▶ **Instructions for the task**
Reproduce all of the following items verbatim, leaving out the pictures.

▶ **Provided entries**
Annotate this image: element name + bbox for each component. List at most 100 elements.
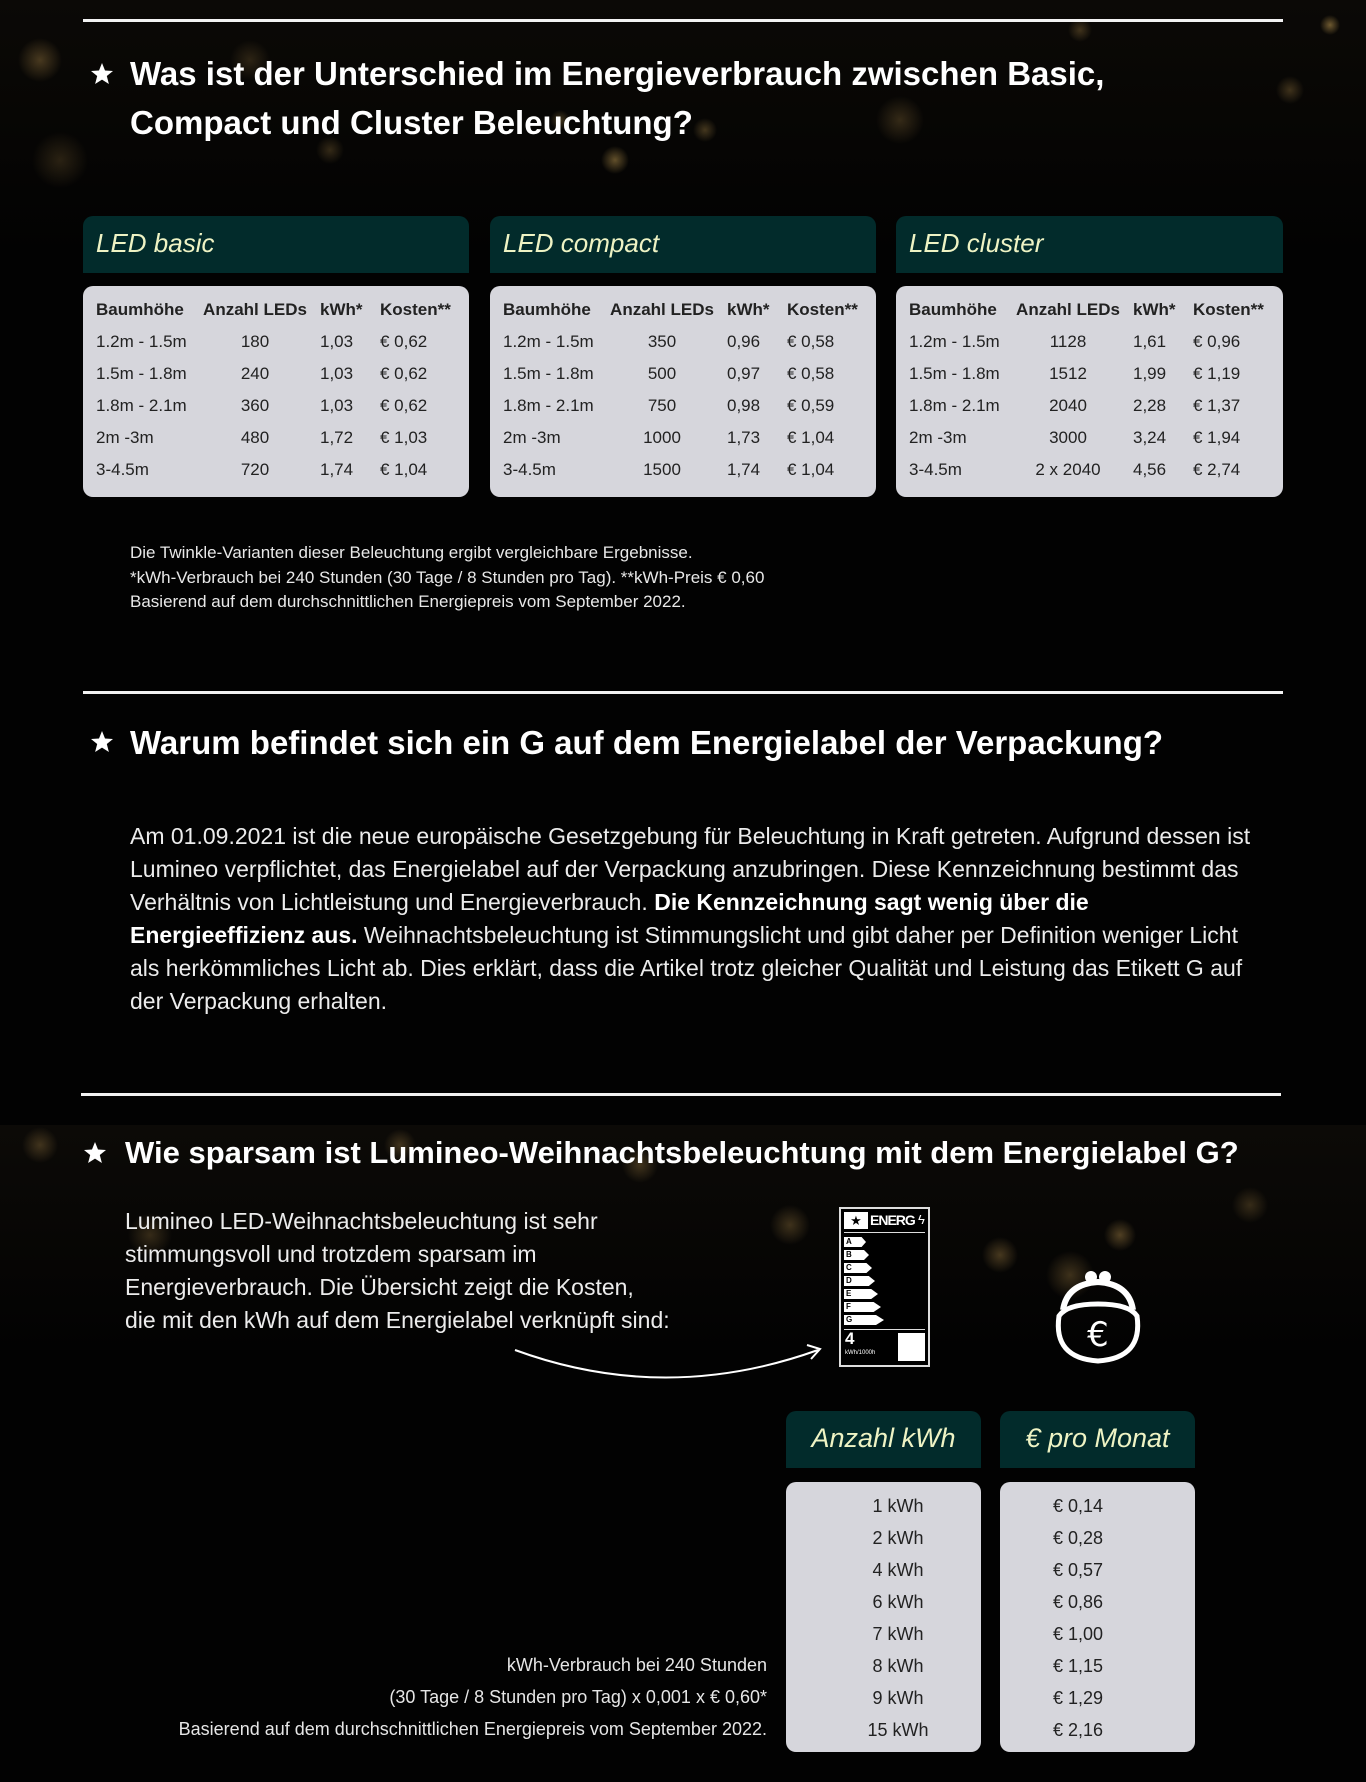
title-line: Compact und Cluster Beleuchtung? bbox=[130, 104, 693, 141]
led-count-cell: 3000 bbox=[1049, 428, 1087, 447]
tree-height-cell: 3-4.5m bbox=[909, 460, 962, 479]
cost-cell: € 0,62 bbox=[380, 364, 428, 383]
divider bbox=[81, 1093, 1281, 1096]
cost-cell: € 0,86 bbox=[1053, 1592, 1104, 1612]
cost-cell: € 1,04 bbox=[380, 460, 428, 479]
paragraph-text: Weihnachtsbeleuchtung ist Stimmungslicht… bbox=[130, 922, 1243, 1014]
column-header: kWh* bbox=[727, 300, 770, 319]
led-count-cell: 350 bbox=[647, 332, 677, 351]
kwh-cell: 2 kWh bbox=[872, 1528, 924, 1548]
title-line: Was ist der Unterschied im Energieverbra… bbox=[130, 55, 1105, 92]
purse-euro-icon: € bbox=[1055, 1271, 1141, 1364]
kwh-cell: 3,24 bbox=[1133, 428, 1167, 447]
star-icon bbox=[91, 731, 113, 752]
cost-cell: € 1,19 bbox=[1193, 364, 1241, 383]
led-count-cell: 750 bbox=[647, 396, 677, 415]
formula-note: (30 Tage / 8 Stunden pro Tag) x 0,001 x … bbox=[389, 1687, 767, 1707]
energy-class-arrow: D bbox=[844, 1276, 875, 1286]
energy-class-arrow: B bbox=[844, 1250, 869, 1260]
footnote: Basierend auf dem durchschnittlichen Ene… bbox=[130, 592, 686, 611]
kwh-cell: 4 kWh bbox=[872, 1560, 924, 1580]
cost-column-header: € pro Monat bbox=[1000, 1411, 1195, 1468]
table-title: LED cluster bbox=[909, 228, 1044, 258]
section-title-savings: Wie sparsam ist Lumineo-Weihnachtsbeleuc… bbox=[125, 1135, 1239, 1170]
cost-cell: € 0,62 bbox=[380, 396, 428, 415]
column-header: Baumhöhe bbox=[96, 300, 184, 319]
paragraph-text: Am 01.09.2021 ist die neue europäische G… bbox=[130, 823, 1251, 915]
cost-cell: € 1,15 bbox=[1053, 1656, 1104, 1676]
intro-line: die mit den kWh auf dem Energielabel ver… bbox=[125, 1307, 670, 1333]
kwh-cell: 0,97 bbox=[727, 364, 761, 383]
cost-cell: € 1,37 bbox=[1193, 396, 1241, 415]
section-title-energy-comparison: Was ist der Unterschied im Energieverbra… bbox=[130, 49, 1104, 147]
led-count-cell: 1512 bbox=[1049, 364, 1087, 383]
column-header: kWh* bbox=[320, 300, 363, 319]
kwh-cell: 7 kWh bbox=[872, 1624, 924, 1644]
cost-cell: € 0,14 bbox=[1053, 1496, 1104, 1516]
kwh-column-header: Anzahl kWh bbox=[786, 1411, 981, 1468]
energy-label-title: ENERG bbox=[870, 1212, 916, 1228]
tree-height-cell: 1.5m - 1.8m bbox=[909, 364, 1000, 383]
table-led-basic: Baumhöhe Anzahl LEDs kWh* Kosten** 1.2m - 1.… bbox=[83, 286, 469, 497]
kwh-cell: 1,99 bbox=[1133, 364, 1167, 383]
formula-note: Basierend auf dem durchschnittlichen Ene… bbox=[178, 1719, 767, 1739]
curved-arrow-icon bbox=[514, 1344, 822, 1379]
kwh-cell: 0,98 bbox=[727, 396, 761, 415]
led-count-cell: 2 x 2040 bbox=[1035, 460, 1101, 479]
table-title: LED compact bbox=[503, 228, 660, 258]
energy-label-value: 4 bbox=[845, 1329, 855, 1348]
cost-cell: € 1,29 bbox=[1053, 1688, 1104, 1708]
tree-height-cell: 3-4.5m bbox=[96, 460, 149, 479]
section-title-energy-label-g: Warum befindet sich ein G auf dem Energi… bbox=[130, 724, 1164, 761]
tree-height-cell: 1.5m - 1.8m bbox=[96, 364, 187, 383]
star-icon bbox=[84, 1142, 106, 1163]
kwh-cell: 1,72 bbox=[320, 428, 354, 447]
column-header: Baumhöhe bbox=[909, 300, 997, 319]
savings-intro: Lumineo LED-Weihnachtsbeleuchtung ist se… bbox=[125, 1205, 670, 1337]
column-header: kWh* bbox=[1133, 300, 1176, 319]
kwh-cell: 0,96 bbox=[727, 332, 761, 351]
energy-class-arrow: E bbox=[844, 1289, 878, 1299]
cost-cell: € 1,04 bbox=[787, 460, 835, 479]
svg-text:€: € bbox=[1087, 1315, 1109, 1355]
led-count-cell: 1000 bbox=[643, 428, 681, 447]
lightning-icon: ϟ bbox=[918, 1212, 925, 1227]
energy-class-arrow: A bbox=[844, 1237, 866, 1247]
tree-height-cell: 1.2m - 1.5m bbox=[909, 332, 1000, 351]
tree-height-cell: 1.8m - 2.1m bbox=[503, 396, 594, 415]
cost-cell: € 1,04 bbox=[787, 428, 835, 447]
cost-cell: € 0,57 bbox=[1053, 1560, 1104, 1580]
kwh-cell: 1,03 bbox=[320, 332, 354, 351]
column-title: Anzahl kWh bbox=[811, 1423, 956, 1453]
footnote: *kWh-Verbrauch bei 240 Stunden (30 Tage … bbox=[130, 567, 765, 587]
table-header-led-basic: LED basic bbox=[83, 216, 469, 273]
tree-height-cell: 2m -3m bbox=[96, 428, 154, 447]
kwh-cell: 1 kWh bbox=[872, 1496, 924, 1516]
table-header-led-compact: LED compact bbox=[490, 216, 876, 273]
kwh-cell: 4,56 bbox=[1133, 460, 1167, 479]
tree-height-cell: 1.2m - 1.5m bbox=[503, 332, 594, 351]
led-count-cell: 360 bbox=[240, 396, 270, 415]
led-count-cell: 500 bbox=[647, 364, 677, 383]
cost-cell: € 1,00 bbox=[1053, 1624, 1104, 1644]
column-title: € pro Monat bbox=[1025, 1423, 1170, 1453]
led-count-cell: 480 bbox=[240, 428, 270, 447]
eu-star-icon: ★ bbox=[844, 1212, 868, 1229]
energy-class-arrow: G bbox=[844, 1315, 884, 1325]
cost-cell: € 0,58 bbox=[787, 364, 835, 383]
cost-cell: € 0,62 bbox=[380, 332, 428, 351]
kwh-cell: 1,74 bbox=[727, 460, 761, 479]
divider bbox=[83, 691, 1283, 694]
table-led-cluster: Baumhöhe Anzahl LEDs kWh* Kosten** 1.2m - 1.… bbox=[896, 286, 1283, 497]
energy-class-arrow: C bbox=[844, 1263, 872, 1273]
kwh-cell: 1,73 bbox=[727, 428, 761, 447]
tree-height-cell: 2m -3m bbox=[909, 428, 967, 447]
column-header: Kosten** bbox=[380, 300, 451, 319]
energy-label-header: ★ ENERG ϟ bbox=[844, 1212, 925, 1230]
intro-line: stimmungsvoll und trotzdem sparsam im bbox=[125, 1241, 537, 1267]
kwh-cell: 1,03 bbox=[320, 396, 354, 415]
energy-label-explanation: Am 01.09.2021 ist die neue europäische G… bbox=[130, 820, 1270, 1018]
tree-height-cell: 3-4.5m bbox=[503, 460, 556, 479]
kwh-cell: 1,74 bbox=[320, 460, 354, 479]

▶ **Complete output**
Annotate this image: element name + bbox for each component. List at most 100 elements.
title-line: Compact und Cluster Beleuchtung? bbox=[130, 104, 693, 141]
led-count-cell: 3000 bbox=[1049, 428, 1087, 447]
tree-height-cell: 3-4.5m bbox=[909, 460, 962, 479]
cost-cell: € 0,62 bbox=[380, 364, 428, 383]
divider bbox=[81, 1093, 1281, 1096]
cost-cell: € 0,86 bbox=[1053, 1592, 1104, 1612]
cost-cell: € 1,04 bbox=[380, 460, 428, 479]
paragraph-text: Weihnachtsbeleuchtung ist Stimmungslicht… bbox=[130, 922, 1243, 1014]
column-header: kWh* bbox=[727, 300, 770, 319]
led-count-cell: 350 bbox=[647, 332, 677, 351]
kwh-cell: 2 kWh bbox=[872, 1528, 924, 1548]
title-line: Was ist der Unterschied im Energieverbra… bbox=[130, 55, 1105, 92]
purse-euro-icon: € bbox=[1055, 1271, 1141, 1364]
kwh-cell: 3,24 bbox=[1133, 428, 1167, 447]
star-icon bbox=[91, 731, 113, 752]
cost-cell: € 1,19 bbox=[1193, 364, 1241, 383]
led-count-cell: 750 bbox=[647, 396, 677, 415]
formula-note: (30 Tage / 8 Stunden pro Tag) x 0,001 x … bbox=[389, 1687, 767, 1707]
energy-class-arrow: D bbox=[844, 1276, 875, 1286]
energy-class-arrow: B bbox=[844, 1250, 869, 1260]
footnote: Basierend auf dem durchschnittlichen Ene… bbox=[130, 592, 686, 611]
kwh-cell: 4 kWh bbox=[872, 1560, 924, 1580]
cost-column-header: € pro Monat bbox=[1000, 1411, 1195, 1468]
table-title: LED cluster bbox=[909, 228, 1044, 258]
section-title-savings: Wie sparsam ist Lumineo-Weihnachtsbeleuc… bbox=[125, 1135, 1239, 1170]
cost-cell: € 0,62 bbox=[380, 396, 428, 415]
column-header: Baumhöhe bbox=[96, 300, 184, 319]
paragraph-text: Am 01.09.2021 ist die neue europäische G… bbox=[130, 823, 1251, 915]
cost-cell: € 1,15 bbox=[1053, 1656, 1104, 1676]
intro-line: die mit den kWh auf dem Energielabel ver… bbox=[125, 1307, 670, 1333]
kwh-cell: 0,97 bbox=[727, 364, 761, 383]
cost-cell: € 1,37 bbox=[1193, 396, 1241, 415]
section-title-energy-comparison: Was ist der Unterschied im Energieverbra… bbox=[130, 49, 1104, 147]
led-count-cell: 1512 bbox=[1049, 364, 1087, 383]
column-header: kWh* bbox=[320, 300, 363, 319]
kwh-cell: 7 kWh bbox=[872, 1624, 924, 1644]
cost-cell: € 0,14 bbox=[1053, 1496, 1104, 1516]
kwh-column-header: Anzahl kWh bbox=[786, 1411, 981, 1468]
energy-label-title: ENERG bbox=[870, 1212, 916, 1228]
tree-height-cell: 1.5m - 1.8m bbox=[909, 364, 1000, 383]
table-led-basic: Baumhöhe Anzahl LEDs kWh* Kosten** 1.2m - 1.… bbox=[83, 286, 469, 497]
kwh-cell: 1,99 bbox=[1133, 364, 1167, 383]
formula-note: Basierend auf dem durchschnittlichen Ene… bbox=[178, 1719, 767, 1739]
curved-arrow-icon bbox=[514, 1344, 822, 1379]
kwh-cell: 0,98 bbox=[727, 396, 761, 415]
led-count-cell: 2 x 2040 bbox=[1035, 460, 1101, 479]
table-title: LED compact bbox=[503, 228, 660, 258]
energy-label-value: 4 bbox=[845, 1329, 855, 1348]
cost-cell: € 1,29 bbox=[1053, 1688, 1104, 1708]
tree-height-cell: 3-4.5m bbox=[96, 460, 149, 479]
section-title-energy-label-g: Warum befindet sich ein G auf dem Energi… bbox=[130, 724, 1164, 761]
tree-height-cell: 1.5m - 1.8m bbox=[96, 364, 187, 383]
star-icon bbox=[84, 1142, 106, 1163]
kwh-cell: 1,72 bbox=[320, 428, 354, 447]
column-header: Baumhöhe bbox=[909, 300, 997, 319]
savings-intro: Lumineo LED-Weihnachtsbeleuchtung ist se… bbox=[125, 1205, 670, 1337]
column-header: kWh* bbox=[1133, 300, 1176, 319]
kwh-cell: 0,96 bbox=[727, 332, 761, 351]
energy-class-arrow: E bbox=[844, 1289, 878, 1299]
cost-cell: € 1,04 bbox=[787, 460, 835, 479]
svg-text:€: € bbox=[1087, 1315, 1109, 1355]
led-count-cell: 1000 bbox=[643, 428, 681, 447]
lightning-icon: ϟ bbox=[918, 1212, 925, 1227]
energy-class-arrow: A bbox=[844, 1237, 866, 1247]
tree-height-cell: 1.2m - 1.5m bbox=[909, 332, 1000, 351]
tree-height-cell: 1.8m - 2.1m bbox=[503, 396, 594, 415]
cost-cell: € 1,04 bbox=[787, 428, 835, 447]
cost-cell: € 0,57 bbox=[1053, 1560, 1104, 1580]
kwh-cell: 1,03 bbox=[320, 332, 354, 351]
column-title: Anzahl kWh bbox=[811, 1423, 956, 1453]
footnote: *kWh-Verbrauch bei 240 Stunden (30 Tage … bbox=[130, 567, 765, 587]
table-header-led-basic: LED basic bbox=[83, 216, 469, 273]
tree-height-cell: 2m -3m bbox=[96, 428, 154, 447]
kwh-cell: 1 kWh bbox=[872, 1496, 924, 1516]
table-header-led-compact: LED compact bbox=[490, 216, 876, 273]
kwh-cell: 4,56 bbox=[1133, 460, 1167, 479]
tree-height-cell: 1.2m - 1.5m bbox=[503, 332, 594, 351]
led-count-cell: 360 bbox=[240, 396, 270, 415]
led-count-cell: 500 bbox=[647, 364, 677, 383]
cost-cell: € 1,00 bbox=[1053, 1624, 1104, 1644]
column-title: € pro Monat bbox=[1025, 1423, 1170, 1453]
led-count-cell: 480 bbox=[240, 428, 270, 447]
eu-star-icon: ★ bbox=[844, 1212, 868, 1229]
energy-class-arrow: G bbox=[844, 1315, 884, 1325]
cost-cell: € 0,58 bbox=[787, 364, 835, 383]
cost-cell: € 0,62 bbox=[380, 332, 428, 351]
kwh-cell: 1,74 bbox=[727, 460, 761, 479]
divider bbox=[83, 691, 1283, 694]
table-led-cluster: Baumhöhe Anzahl LEDs kWh* Kosten** 1.2m - 1.… bbox=[896, 286, 1283, 497]
energy-class-arrow: C bbox=[844, 1263, 872, 1273]
kwh-cell: 1,73 bbox=[727, 428, 761, 447]
tree-height-cell: 2m -3m bbox=[909, 428, 967, 447]
column-header: Kosten** bbox=[380, 300, 451, 319]
energy-label-header: ★ ENERG ϟ bbox=[844, 1212, 925, 1230]
intro-line: stimmungsvoll und trotzdem sparsam im bbox=[125, 1241, 537, 1267]
kwh-cell: 1,03 bbox=[320, 396, 354, 415]
energy-label-explanation: Am 01.09.2021 ist die neue europäische G… bbox=[130, 820, 1270, 1018]
tree-height-cell: 3-4.5m bbox=[503, 460, 556, 479]
kwh-cell: 1,74 bbox=[320, 460, 354, 479]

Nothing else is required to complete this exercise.